** begin Given records **

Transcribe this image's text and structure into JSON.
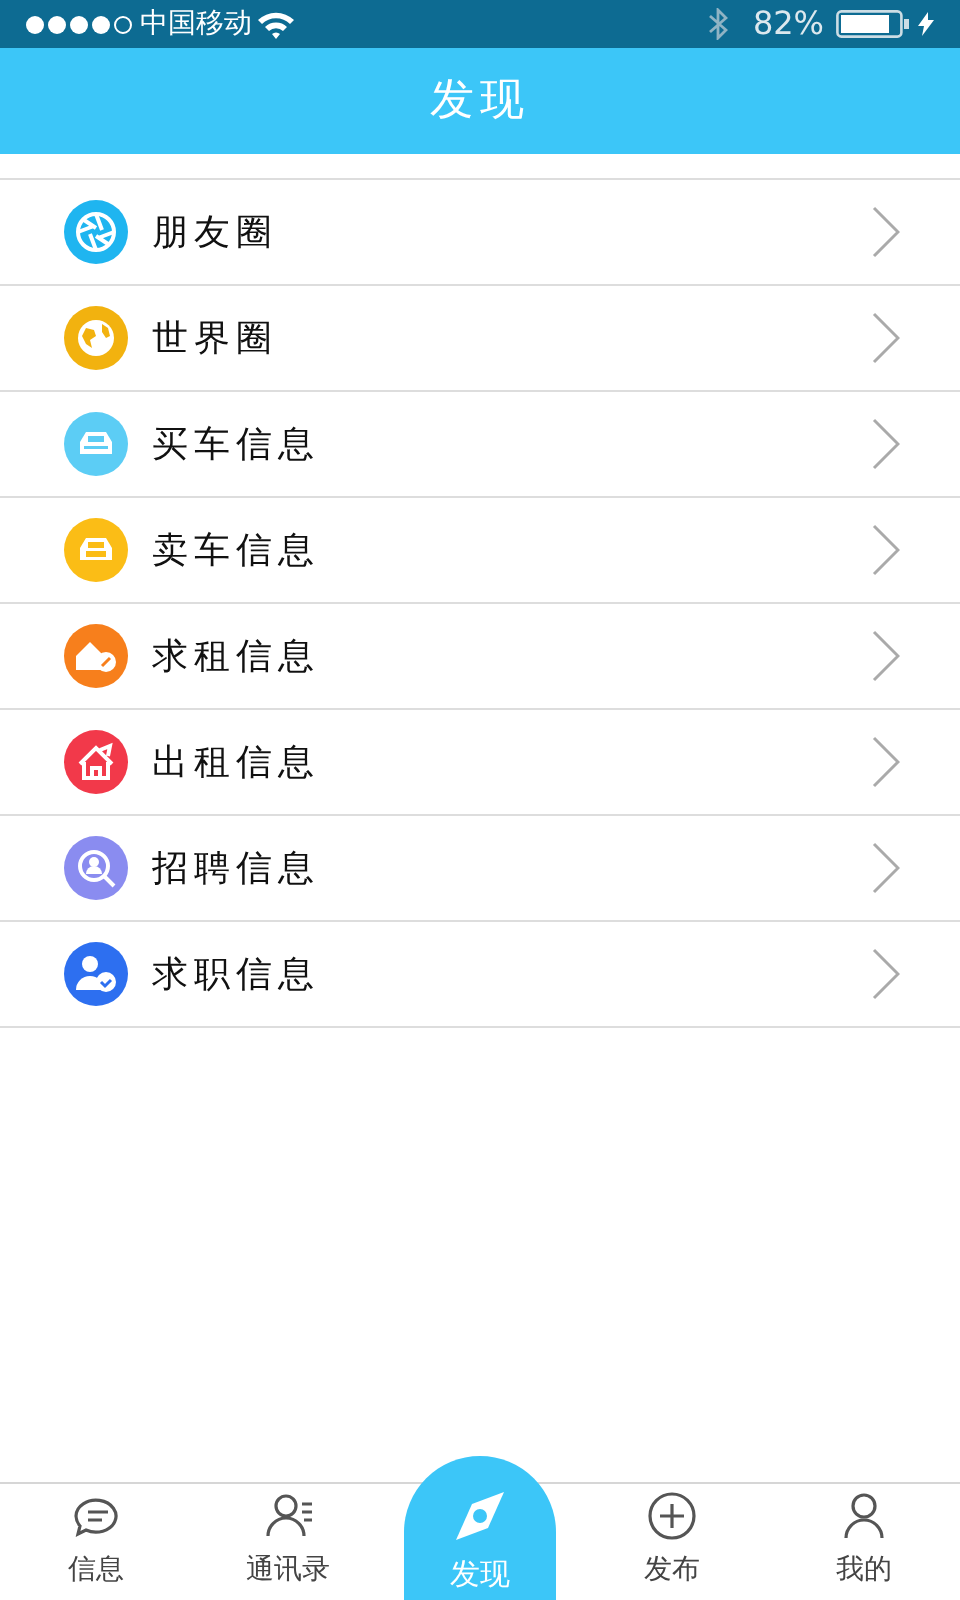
{
  "status_bar": {
    "carrier": "中国移动",
    "battery": "82%"
  },
  "nav_bar": {
    "title": "发现"
  },
  "items": [
    {
      "label": "朋友圈",
      "kind": "aperture",
      "color": "#1fb5f0"
    },
    {
      "label": "世界圈",
      "kind": "globe",
      "color": "#f2b20f"
    },
    {
      "label": "买车信息",
      "kind": "car",
      "color": "#5ccdf5"
    },
    {
      "label": "卖车信息",
      "kind": "car-sale",
      "color": "#fbbd16"
    },
    {
      "label": "求租信息",
      "kind": "house-key",
      "color": "#f77f1c"
    },
    {
      "label": "出租信息",
      "kind": "house-arrow",
      "color": "#f2394a"
    },
    {
      "label": "招聘信息",
      "kind": "search-person",
      "color": "#8a8cf0"
    },
    {
      "label": "求职信息",
      "kind": "person-check",
      "color": "#2d6ff0"
    }
  ],
  "tabs": [
    {
      "label": "信息",
      "kind": "chat",
      "selected": false
    },
    {
      "label": "通讯录",
      "kind": "contacts",
      "selected": false
    },
    {
      "label": "发现",
      "kind": "compass",
      "selected": true
    },
    {
      "label": "发布",
      "kind": "plus",
      "selected": false
    },
    {
      "label": "我的",
      "kind": "person",
      "selected": false
    }
  ]
}
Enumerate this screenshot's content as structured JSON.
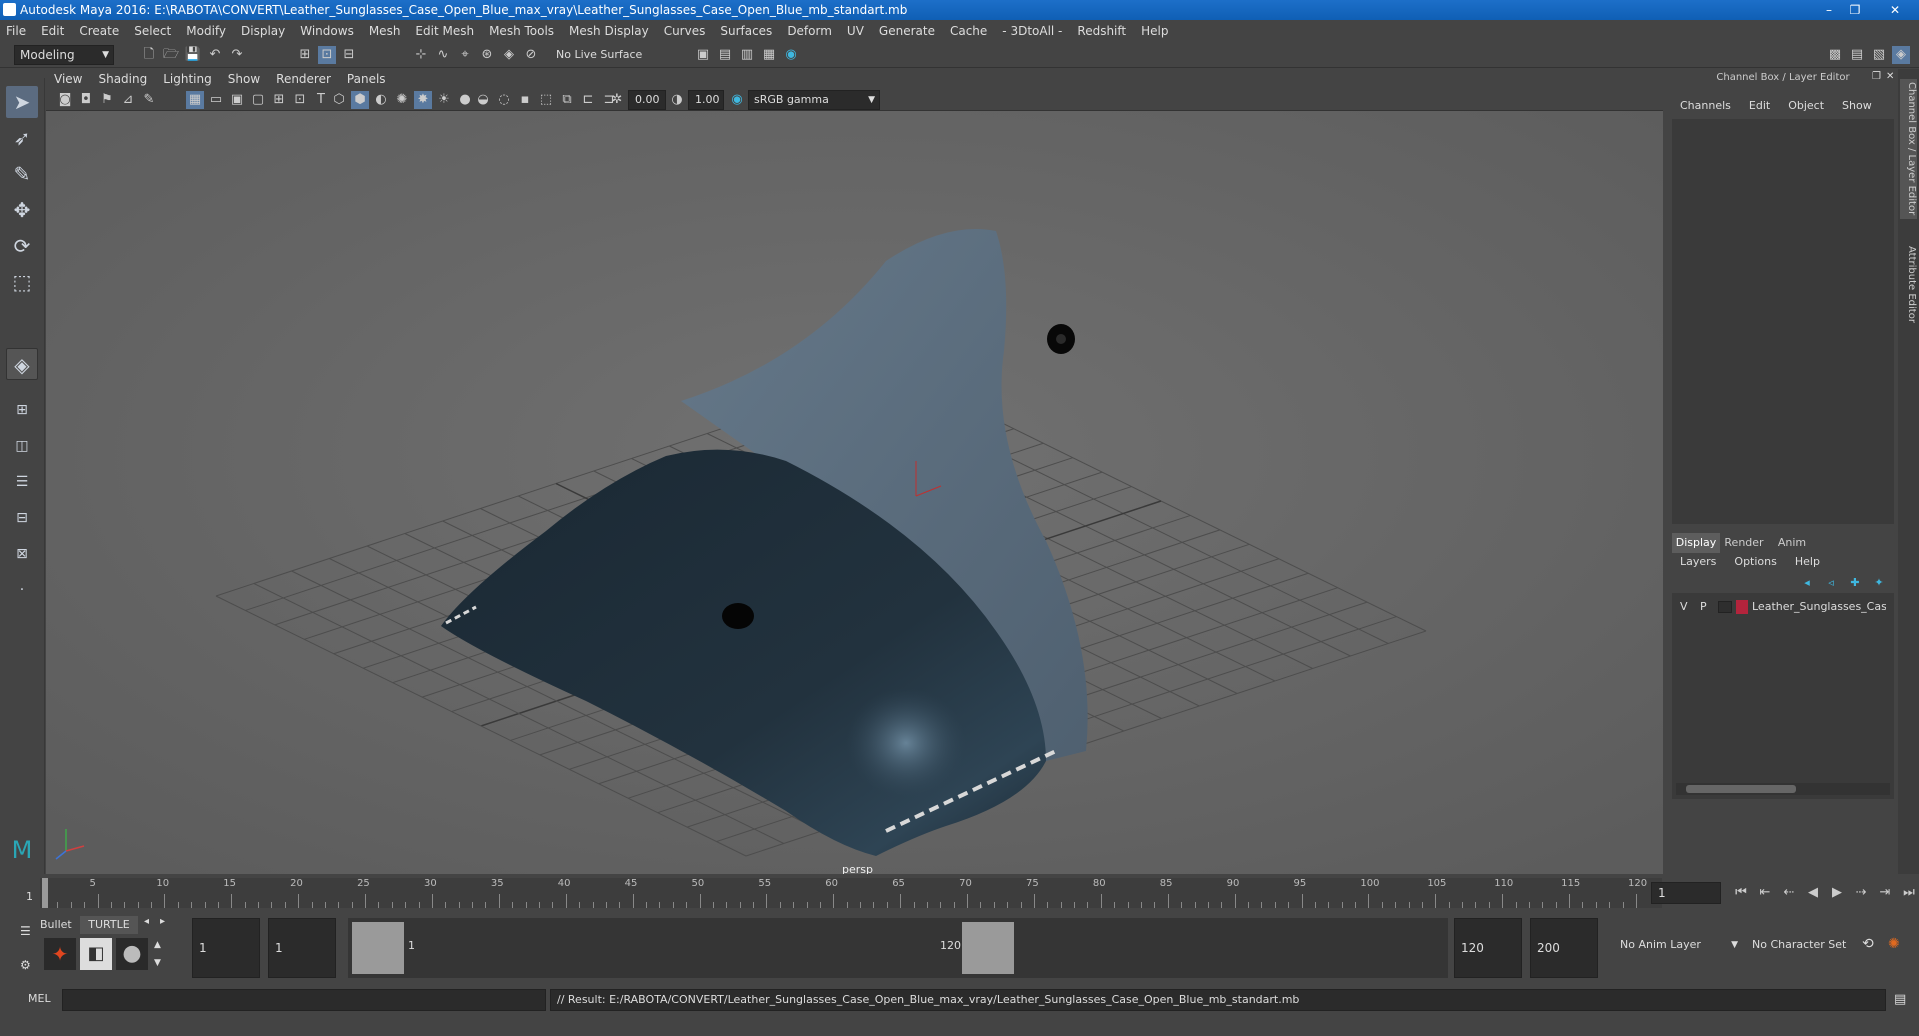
{
  "window": {
    "title": "Autodesk Maya 2016: E:\\RABOTA\\CONVERT\\Leather_Sunglasses_Case_Open_Blue_max_vray\\Leather_Sunglasses_Case_Open_Blue_mb_standart.mb"
  },
  "menu": [
    "File",
    "Edit",
    "Create",
    "Select",
    "Modify",
    "Display",
    "Windows",
    "Mesh",
    "Edit Mesh",
    "Mesh Tools",
    "Mesh Display",
    "Curves",
    "Surfaces",
    "Deform",
    "UV",
    "Generate",
    "Cache",
    "- 3DtoAll -",
    "Redshift",
    "Help"
  ],
  "shelf": {
    "mode": "Modeling",
    "live_surface": "No Live Surface"
  },
  "viewport": {
    "menu": [
      "View",
      "Shading",
      "Lighting",
      "Show",
      "Renderer",
      "Panels"
    ],
    "exposure": "0.00",
    "gamma": "1.00",
    "color_space": "sRGB gamma",
    "camera_label": "persp"
  },
  "channel_box": {
    "title": "Channel Box / Layer Editor",
    "menu": [
      "Channels",
      "Edit",
      "Object",
      "Show"
    ],
    "side_tabs": [
      "Channel Box / Layer Editor",
      "Attribute Editor"
    ]
  },
  "layer_editor": {
    "tabs": [
      "Display",
      "Render",
      "Anim"
    ],
    "active_tab": "Display",
    "menu": [
      "Layers",
      "Options",
      "Help"
    ],
    "layers": [
      {
        "v": "V",
        "p": "P",
        "color": "#b3243c",
        "name": "Leather_Sunglasses_Case"
      }
    ]
  },
  "timeline": {
    "ticks": [
      "5",
      "10",
      "15",
      "20",
      "25",
      "30",
      "35",
      "40",
      "45",
      "50",
      "55",
      "60",
      "65",
      "70",
      "75",
      "80",
      "85",
      "90",
      "95",
      "100",
      "105",
      "110",
      "115",
      "120"
    ],
    "start_label": "1",
    "current_frame": "1"
  },
  "range": {
    "shelf_tabs": [
      "Bullet",
      "TURTLE"
    ],
    "start_frame": "1",
    "playback_start": "1",
    "range_start": "1",
    "range_end": "120",
    "playback_end": "120",
    "end_frame": "200",
    "anim_layer": "No Anim Layer",
    "character_set": "No Character Set"
  },
  "command": {
    "language": "MEL",
    "result": "// Result: E:/RABOTA/CONVERT/Leather_Sunglasses_Case_Open_Blue_max_vray/Leather_Sunglasses_Case_Open_Blue_mb_standart.mb"
  },
  "colors": {
    "titlebar": "#1565c0",
    "viewport_bg": "#686868",
    "case_dark": "#1d2d38",
    "case_suede": "#5f7384",
    "layer_color": "#b3243c"
  }
}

** end Given records **

Exercise description ▸ Can you repeat every record above exactly, apart from the pictures?

Solution to this problem ▸
Transcribe this image's text and structure into JSON.
{
  "status_bar": {
    "carrier": "中国移动",
    "battery": "82%"
  },
  "nav_bar": {
    "title": "发现"
  },
  "items": [
    {
      "label": "朋友圈",
      "kind": "aperture",
      "color": "#1fb5f0"
    },
    {
      "label": "世界圈",
      "kind": "globe",
      "color": "#f2b20f"
    },
    {
      "label": "买车信息",
      "kind": "car",
      "color": "#5ccdf5"
    },
    {
      "label": "卖车信息",
      "kind": "car-sale",
      "color": "#fbbd16"
    },
    {
      "label": "求租信息",
      "kind": "house-key",
      "color": "#f77f1c"
    },
    {
      "label": "出租信息",
      "kind": "house-arrow",
      "color": "#f2394a"
    },
    {
      "label": "招聘信息",
      "kind": "search-person",
      "color": "#8a8cf0"
    },
    {
      "label": "求职信息",
      "kind": "person-check",
      "color": "#2d6ff0"
    }
  ],
  "tabs": [
    {
      "label": "信息",
      "kind": "chat",
      "selected": false
    },
    {
      "label": "通讯录",
      "kind": "contacts",
      "selected": false
    },
    {
      "label": "发现",
      "kind": "compass",
      "selected": true
    },
    {
      "label": "发布",
      "kind": "plus",
      "selected": false
    },
    {
      "label": "我的",
      "kind": "person",
      "selected": false
    }
  ]
}
Enumerate this screenshot's content as structured JSON.
{
  "window": {
    "title": "Autodesk Maya 2016: E:\\RABOTA\\CONVERT\\Leather_Sunglasses_Case_Open_Blue_max_vray\\Leather_Sunglasses_Case_Open_Blue_mb_standart.mb"
  },
  "menu": [
    "File",
    "Edit",
    "Create",
    "Select",
    "Modify",
    "Display",
    "Windows",
    "Mesh",
    "Edit Mesh",
    "Mesh Tools",
    "Mesh Display",
    "Curves",
    "Surfaces",
    "Deform",
    "UV",
    "Generate",
    "Cache",
    "- 3DtoAll -",
    "Redshift",
    "Help"
  ],
  "shelf": {
    "mode": "Modeling",
    "live_surface": "No Live Surface"
  },
  "viewport": {
    "menu": [
      "View",
      "Shading",
      "Lighting",
      "Show",
      "Renderer",
      "Panels"
    ],
    "exposure": "0.00",
    "gamma": "1.00",
    "color_space": "sRGB gamma",
    "camera_label": "persp"
  },
  "channel_box": {
    "title": "Channel Box / Layer Editor",
    "menu": [
      "Channels",
      "Edit",
      "Object",
      "Show"
    ],
    "side_tabs": [
      "Channel Box / Layer Editor",
      "Attribute Editor"
    ]
  },
  "layer_editor": {
    "tabs": [
      "Display",
      "Render",
      "Anim"
    ],
    "active_tab": "Display",
    "menu": [
      "Layers",
      "Options",
      "Help"
    ],
    "layers": [
      {
        "v": "V",
        "p": "P",
        "color": "#b3243c",
        "name": "Leather_Sunglasses_Case"
      }
    ]
  },
  "timeline": {
    "ticks": [
      "5",
      "10",
      "15",
      "20",
      "25",
      "30",
      "35",
      "40",
      "45",
      "50",
      "55",
      "60",
      "65",
      "70",
      "75",
      "80",
      "85",
      "90",
      "95",
      "100",
      "105",
      "110",
      "115",
      "120"
    ],
    "start_label": "1",
    "current_frame": "1"
  },
  "range": {
    "shelf_tabs": [
      "Bullet",
      "TURTLE"
    ],
    "start_frame": "1",
    "playback_start": "1",
    "range_start": "1",
    "range_end": "120",
    "playback_end": "120",
    "end_frame": "200",
    "anim_layer": "No Anim Layer",
    "character_set": "No Character Set"
  },
  "command": {
    "language": "MEL",
    "result": "// Result: E:/RABOTA/CONVERT/Leather_Sunglasses_Case_Open_Blue_max_vray/Leather_Sunglasses_Case_Open_Blue_mb_standart.mb"
  },
  "colors": {
    "titlebar": "#1565c0",
    "viewport_bg": "#686868",
    "case_dark": "#1d2d38",
    "case_suede": "#5f7384",
    "layer_color": "#b3243c"
  }
}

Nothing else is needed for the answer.